__Stated task__: Check each line for the word "sanctorum" and report how many have it. Give nothing else.

(Collected data)
##############################

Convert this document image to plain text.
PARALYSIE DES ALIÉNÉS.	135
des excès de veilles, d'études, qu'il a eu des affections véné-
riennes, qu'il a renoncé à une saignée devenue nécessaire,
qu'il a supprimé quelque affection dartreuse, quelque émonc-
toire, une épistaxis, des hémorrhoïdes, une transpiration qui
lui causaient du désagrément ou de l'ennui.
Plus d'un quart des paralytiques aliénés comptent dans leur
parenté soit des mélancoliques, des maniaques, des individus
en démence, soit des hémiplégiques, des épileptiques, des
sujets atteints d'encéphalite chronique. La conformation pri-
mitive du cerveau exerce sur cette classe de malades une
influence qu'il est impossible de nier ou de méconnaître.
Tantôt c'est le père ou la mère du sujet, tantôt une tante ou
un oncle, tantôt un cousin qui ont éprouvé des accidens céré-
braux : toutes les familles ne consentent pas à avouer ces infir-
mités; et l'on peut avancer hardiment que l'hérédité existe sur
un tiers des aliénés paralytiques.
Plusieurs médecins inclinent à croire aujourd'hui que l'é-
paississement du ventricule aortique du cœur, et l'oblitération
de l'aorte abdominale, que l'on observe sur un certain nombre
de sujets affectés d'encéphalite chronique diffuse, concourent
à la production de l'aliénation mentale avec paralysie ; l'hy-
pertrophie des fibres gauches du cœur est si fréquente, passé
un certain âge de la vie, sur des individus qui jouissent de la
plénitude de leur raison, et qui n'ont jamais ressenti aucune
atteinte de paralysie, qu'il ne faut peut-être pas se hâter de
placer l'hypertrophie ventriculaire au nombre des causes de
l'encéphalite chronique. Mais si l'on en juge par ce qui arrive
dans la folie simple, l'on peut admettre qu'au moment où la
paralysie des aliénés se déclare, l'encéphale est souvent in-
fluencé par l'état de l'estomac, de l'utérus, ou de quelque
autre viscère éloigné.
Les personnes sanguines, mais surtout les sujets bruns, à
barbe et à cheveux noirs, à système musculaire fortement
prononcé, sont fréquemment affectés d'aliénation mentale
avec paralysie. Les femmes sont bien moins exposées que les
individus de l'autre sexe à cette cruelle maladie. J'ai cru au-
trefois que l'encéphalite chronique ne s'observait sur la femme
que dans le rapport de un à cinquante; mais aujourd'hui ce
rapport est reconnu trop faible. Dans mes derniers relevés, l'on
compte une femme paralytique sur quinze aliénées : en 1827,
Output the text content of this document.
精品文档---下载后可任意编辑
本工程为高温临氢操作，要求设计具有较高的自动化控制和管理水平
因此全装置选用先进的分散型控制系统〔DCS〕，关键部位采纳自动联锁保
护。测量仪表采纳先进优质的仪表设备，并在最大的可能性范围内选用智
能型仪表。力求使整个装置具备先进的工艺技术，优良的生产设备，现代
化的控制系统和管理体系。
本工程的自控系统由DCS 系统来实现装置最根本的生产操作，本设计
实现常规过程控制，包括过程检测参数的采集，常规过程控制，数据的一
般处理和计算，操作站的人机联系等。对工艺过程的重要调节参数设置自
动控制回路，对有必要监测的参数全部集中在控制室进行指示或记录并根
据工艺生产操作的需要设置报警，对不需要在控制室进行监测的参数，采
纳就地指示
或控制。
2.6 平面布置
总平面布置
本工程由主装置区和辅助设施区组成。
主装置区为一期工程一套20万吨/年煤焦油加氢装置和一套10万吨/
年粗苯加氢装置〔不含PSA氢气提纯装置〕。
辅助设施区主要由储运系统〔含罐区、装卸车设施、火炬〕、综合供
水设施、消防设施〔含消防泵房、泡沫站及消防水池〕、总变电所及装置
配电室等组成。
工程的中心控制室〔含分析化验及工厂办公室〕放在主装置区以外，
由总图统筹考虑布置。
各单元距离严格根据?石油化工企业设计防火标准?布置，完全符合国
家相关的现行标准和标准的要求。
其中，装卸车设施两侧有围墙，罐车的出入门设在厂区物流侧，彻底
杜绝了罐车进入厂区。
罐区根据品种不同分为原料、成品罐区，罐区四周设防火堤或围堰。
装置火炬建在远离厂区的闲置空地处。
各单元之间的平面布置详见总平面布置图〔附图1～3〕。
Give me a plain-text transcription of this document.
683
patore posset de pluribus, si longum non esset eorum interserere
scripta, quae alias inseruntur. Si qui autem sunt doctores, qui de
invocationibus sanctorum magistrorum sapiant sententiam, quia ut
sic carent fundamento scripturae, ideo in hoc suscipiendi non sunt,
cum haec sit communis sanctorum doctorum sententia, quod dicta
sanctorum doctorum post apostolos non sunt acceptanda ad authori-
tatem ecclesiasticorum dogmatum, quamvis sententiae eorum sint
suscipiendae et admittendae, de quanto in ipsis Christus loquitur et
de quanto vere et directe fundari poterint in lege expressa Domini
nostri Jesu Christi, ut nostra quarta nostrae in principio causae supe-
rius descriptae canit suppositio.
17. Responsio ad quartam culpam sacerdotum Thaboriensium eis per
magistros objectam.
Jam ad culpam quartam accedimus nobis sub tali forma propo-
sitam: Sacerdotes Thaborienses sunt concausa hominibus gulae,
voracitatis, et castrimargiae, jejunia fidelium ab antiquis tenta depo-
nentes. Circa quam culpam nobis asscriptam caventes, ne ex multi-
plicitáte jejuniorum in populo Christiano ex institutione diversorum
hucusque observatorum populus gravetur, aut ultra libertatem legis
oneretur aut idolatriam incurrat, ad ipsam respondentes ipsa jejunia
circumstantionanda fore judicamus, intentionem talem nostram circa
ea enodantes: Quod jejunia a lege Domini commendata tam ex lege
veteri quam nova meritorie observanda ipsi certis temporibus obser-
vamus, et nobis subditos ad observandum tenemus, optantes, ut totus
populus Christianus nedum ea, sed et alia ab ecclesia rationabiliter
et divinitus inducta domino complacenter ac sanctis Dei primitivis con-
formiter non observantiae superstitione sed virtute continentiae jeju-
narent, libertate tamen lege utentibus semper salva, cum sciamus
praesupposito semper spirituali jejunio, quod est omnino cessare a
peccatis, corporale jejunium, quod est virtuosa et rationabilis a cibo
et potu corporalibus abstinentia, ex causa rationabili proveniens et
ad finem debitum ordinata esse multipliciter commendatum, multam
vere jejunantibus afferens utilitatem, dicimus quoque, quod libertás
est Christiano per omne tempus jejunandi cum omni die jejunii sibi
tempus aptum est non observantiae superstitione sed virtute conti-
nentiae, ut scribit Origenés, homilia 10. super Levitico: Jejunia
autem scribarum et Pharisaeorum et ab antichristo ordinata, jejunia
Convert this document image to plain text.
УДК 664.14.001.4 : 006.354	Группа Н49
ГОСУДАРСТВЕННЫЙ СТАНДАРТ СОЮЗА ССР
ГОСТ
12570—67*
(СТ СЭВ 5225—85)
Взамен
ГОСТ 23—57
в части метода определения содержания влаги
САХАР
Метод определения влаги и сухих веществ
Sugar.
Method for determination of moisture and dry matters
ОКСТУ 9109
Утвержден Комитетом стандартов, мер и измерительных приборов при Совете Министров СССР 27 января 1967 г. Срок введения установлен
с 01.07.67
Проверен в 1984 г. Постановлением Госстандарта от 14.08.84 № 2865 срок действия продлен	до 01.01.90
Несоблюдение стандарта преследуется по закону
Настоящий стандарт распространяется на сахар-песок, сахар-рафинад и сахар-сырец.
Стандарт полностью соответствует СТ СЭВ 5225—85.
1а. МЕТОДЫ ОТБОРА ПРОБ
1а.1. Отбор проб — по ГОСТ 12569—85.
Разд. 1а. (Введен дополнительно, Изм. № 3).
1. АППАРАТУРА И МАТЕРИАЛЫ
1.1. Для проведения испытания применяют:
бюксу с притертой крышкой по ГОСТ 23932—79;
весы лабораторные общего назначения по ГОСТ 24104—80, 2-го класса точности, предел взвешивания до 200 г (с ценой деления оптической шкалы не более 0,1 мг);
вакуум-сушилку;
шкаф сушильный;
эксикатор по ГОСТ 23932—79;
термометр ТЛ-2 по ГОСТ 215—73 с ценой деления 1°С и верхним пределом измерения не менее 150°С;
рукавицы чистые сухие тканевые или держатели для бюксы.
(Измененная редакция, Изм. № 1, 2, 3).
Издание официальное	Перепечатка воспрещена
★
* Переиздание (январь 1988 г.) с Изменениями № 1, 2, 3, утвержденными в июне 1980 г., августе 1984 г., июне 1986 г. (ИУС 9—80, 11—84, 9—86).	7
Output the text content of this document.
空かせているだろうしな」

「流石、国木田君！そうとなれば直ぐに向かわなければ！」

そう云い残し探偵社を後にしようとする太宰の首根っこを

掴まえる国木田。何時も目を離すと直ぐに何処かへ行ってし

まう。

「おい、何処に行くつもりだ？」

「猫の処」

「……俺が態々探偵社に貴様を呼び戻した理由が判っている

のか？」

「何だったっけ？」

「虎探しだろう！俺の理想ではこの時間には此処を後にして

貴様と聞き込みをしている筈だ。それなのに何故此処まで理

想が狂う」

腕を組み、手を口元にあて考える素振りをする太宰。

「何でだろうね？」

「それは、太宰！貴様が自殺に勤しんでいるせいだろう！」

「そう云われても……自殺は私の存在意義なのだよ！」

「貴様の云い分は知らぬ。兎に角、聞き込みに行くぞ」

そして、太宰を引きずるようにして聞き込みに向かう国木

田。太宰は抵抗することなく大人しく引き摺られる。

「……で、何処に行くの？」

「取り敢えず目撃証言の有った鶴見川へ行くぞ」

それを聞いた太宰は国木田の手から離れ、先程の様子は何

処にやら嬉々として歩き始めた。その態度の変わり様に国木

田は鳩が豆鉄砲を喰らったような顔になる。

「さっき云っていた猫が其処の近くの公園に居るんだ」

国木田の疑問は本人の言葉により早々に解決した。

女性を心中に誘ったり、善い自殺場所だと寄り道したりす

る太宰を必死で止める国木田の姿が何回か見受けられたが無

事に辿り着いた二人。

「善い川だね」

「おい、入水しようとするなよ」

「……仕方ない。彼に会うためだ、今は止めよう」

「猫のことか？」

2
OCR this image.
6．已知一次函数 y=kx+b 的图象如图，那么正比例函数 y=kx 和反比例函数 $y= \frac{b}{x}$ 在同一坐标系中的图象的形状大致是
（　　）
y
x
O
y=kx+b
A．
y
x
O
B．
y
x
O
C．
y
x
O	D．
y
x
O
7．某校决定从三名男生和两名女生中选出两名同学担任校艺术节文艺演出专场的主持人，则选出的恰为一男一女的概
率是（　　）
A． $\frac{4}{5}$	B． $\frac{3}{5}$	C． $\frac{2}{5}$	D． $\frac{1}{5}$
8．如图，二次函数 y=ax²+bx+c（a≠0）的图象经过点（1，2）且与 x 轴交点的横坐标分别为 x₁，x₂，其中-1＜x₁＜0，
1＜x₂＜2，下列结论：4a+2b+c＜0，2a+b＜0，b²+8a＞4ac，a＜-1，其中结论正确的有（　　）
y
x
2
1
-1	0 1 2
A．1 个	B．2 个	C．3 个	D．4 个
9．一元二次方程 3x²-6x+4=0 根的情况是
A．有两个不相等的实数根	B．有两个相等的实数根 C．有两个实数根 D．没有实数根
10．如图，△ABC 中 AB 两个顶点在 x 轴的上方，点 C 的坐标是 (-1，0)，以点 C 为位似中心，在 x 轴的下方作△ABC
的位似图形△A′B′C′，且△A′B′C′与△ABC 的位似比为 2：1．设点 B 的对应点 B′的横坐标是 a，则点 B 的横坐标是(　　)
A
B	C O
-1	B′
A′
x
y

##############################

__Response__: 3